Report every line in the listing that contains the string "nápoje".

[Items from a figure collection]
#####
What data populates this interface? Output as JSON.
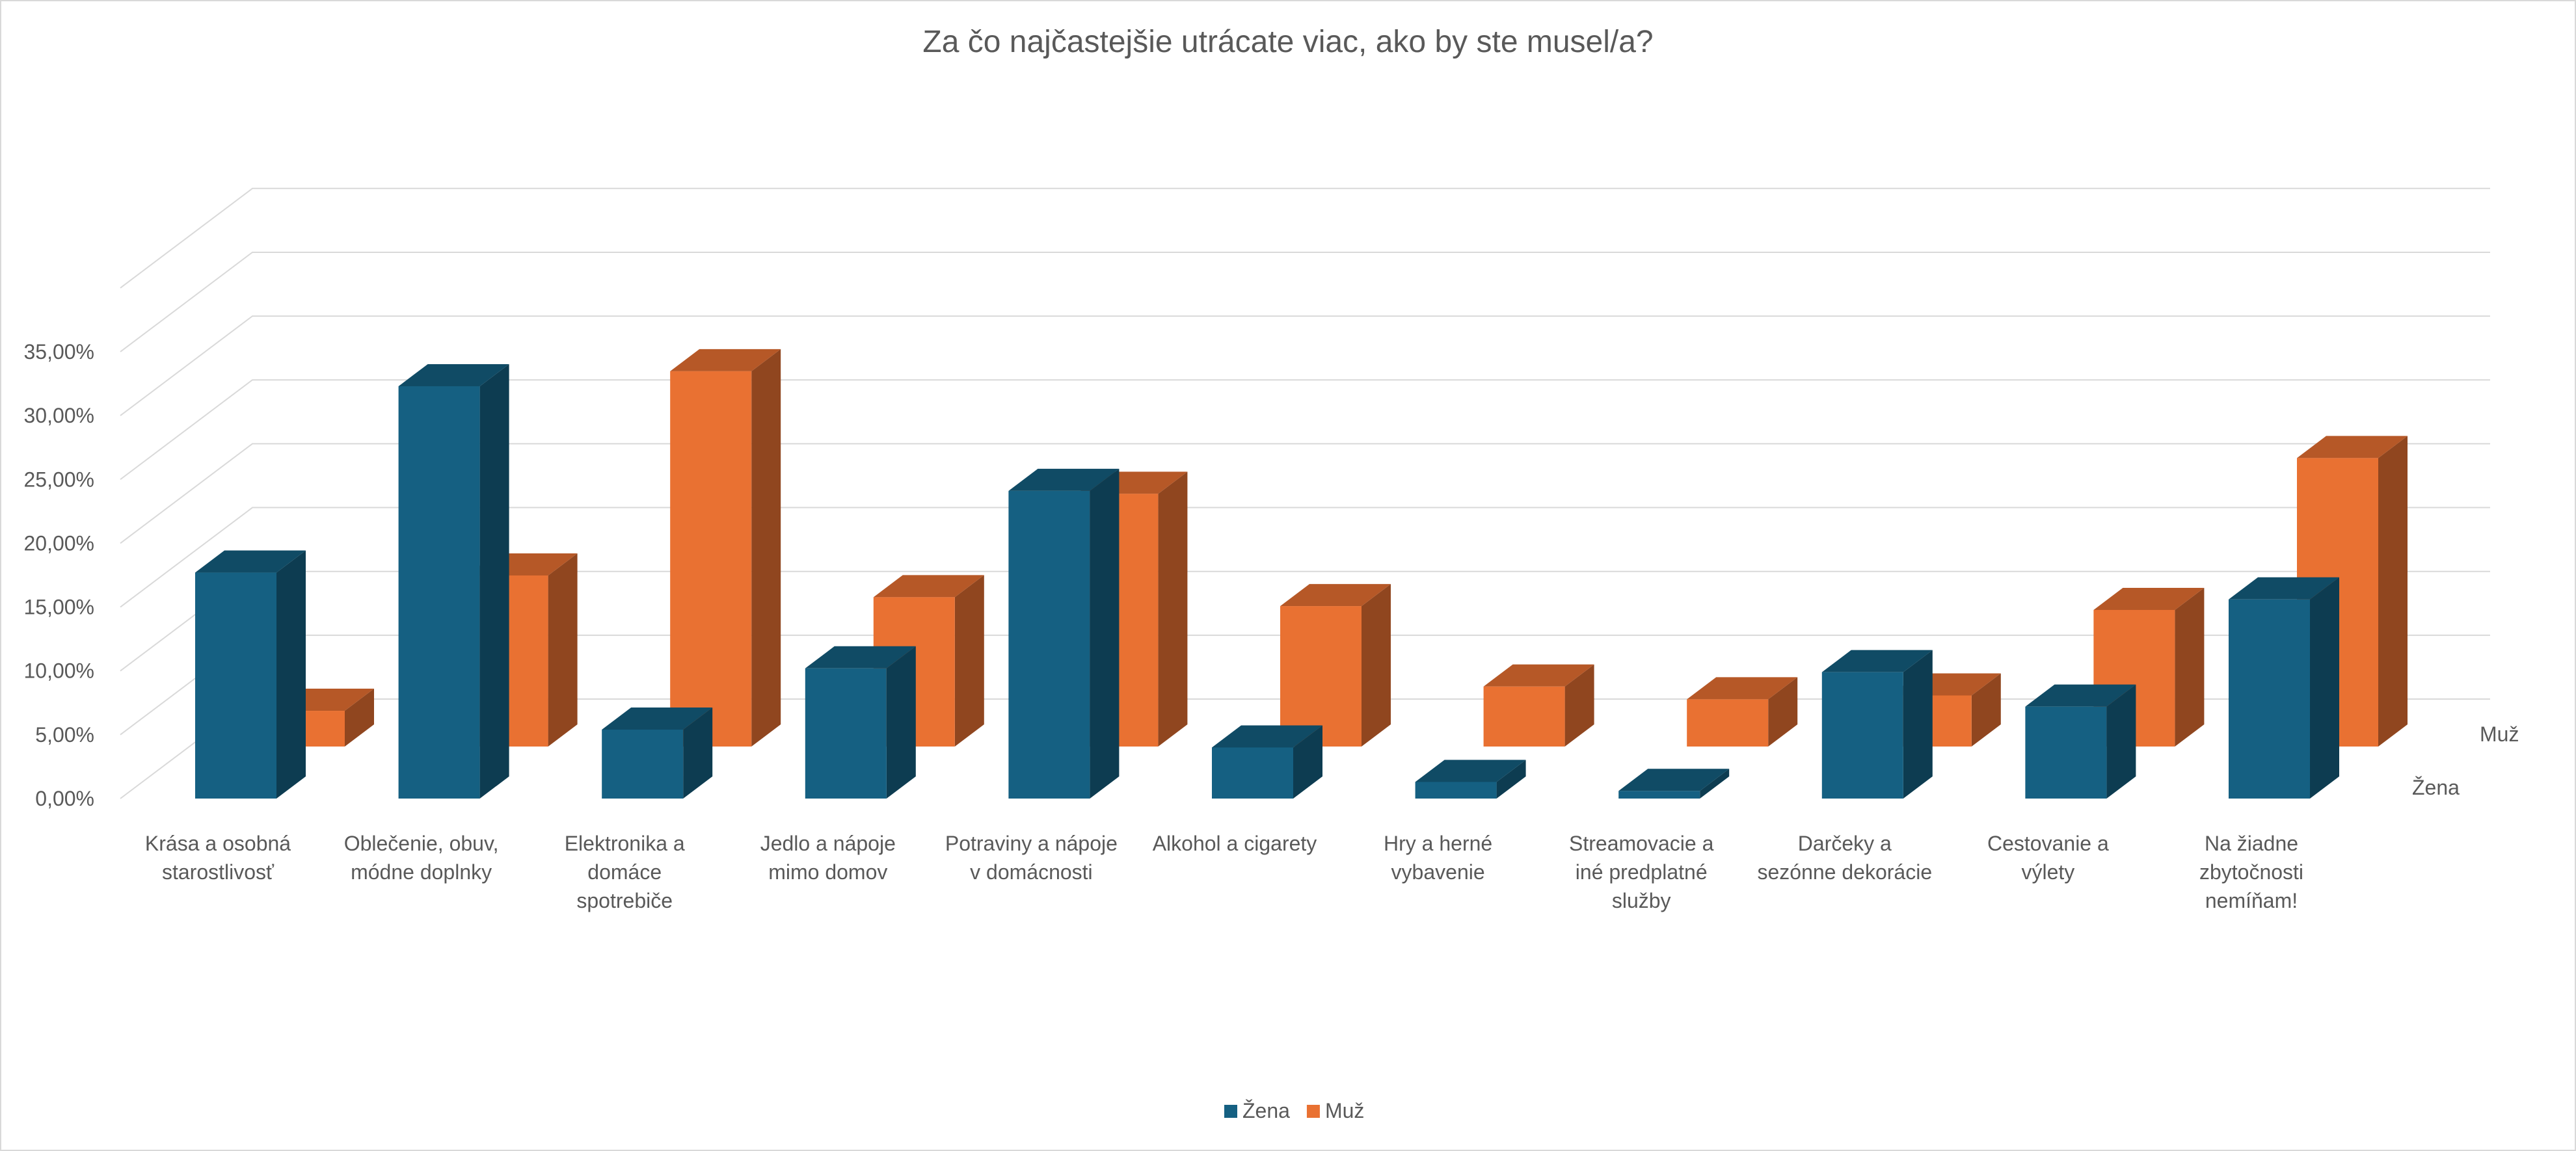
{
  "chart_data": {
    "type": "bar",
    "title": "Za čo najčastejšie utrácate viac, ako by ste musel/a?",
    "categories": [
      "Krása a osobná starostlivosť",
      "Oblečenie, obuv, módne doplnky",
      "Elektronika a domáce spotrebiče",
      "Jedlo a nápoje mimo domov",
      "Potraviny a nápoje v domácnosti",
      "Alkohol a cigarety",
      "Hry a herné vybavenie",
      "Streamovacie a iné predplatné služby",
      "Darčeky a sezónne dekorácie",
      "Cestovanie a výlety",
      "Na žiadne zbytočnosti nemíňam!"
    ],
    "series": [
      {
        "name": "Žena",
        "color": "#156082",
        "values": [
          17.7,
          32.3,
          5.4,
          10.2,
          24.1,
          4.0,
          1.3,
          0.6,
          9.9,
          7.2,
          15.6
        ]
      },
      {
        "name": "Muž",
        "color": "#E97132",
        "values": [
          2.8,
          13.4,
          29.4,
          11.7,
          19.8,
          11.0,
          4.7,
          3.7,
          4.0,
          10.7,
          22.6
        ]
      }
    ],
    "ylim": [
      0,
      35
    ],
    "yticks": [
      "0,00%",
      "5,00%",
      "10,00%",
      "15,00%",
      "20,00%",
      "25,00%",
      "30,00%",
      "35,00%"
    ],
    "depth_axis_labels": [
      "Žena",
      "Muž"
    ],
    "grid": true,
    "legend": "bottom",
    "style": "3d-clustered-column"
  }
}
#####
## Final result
      "Jedlo a nápoje mimo domov",
      "Potraviny a nápoje v domácnosti",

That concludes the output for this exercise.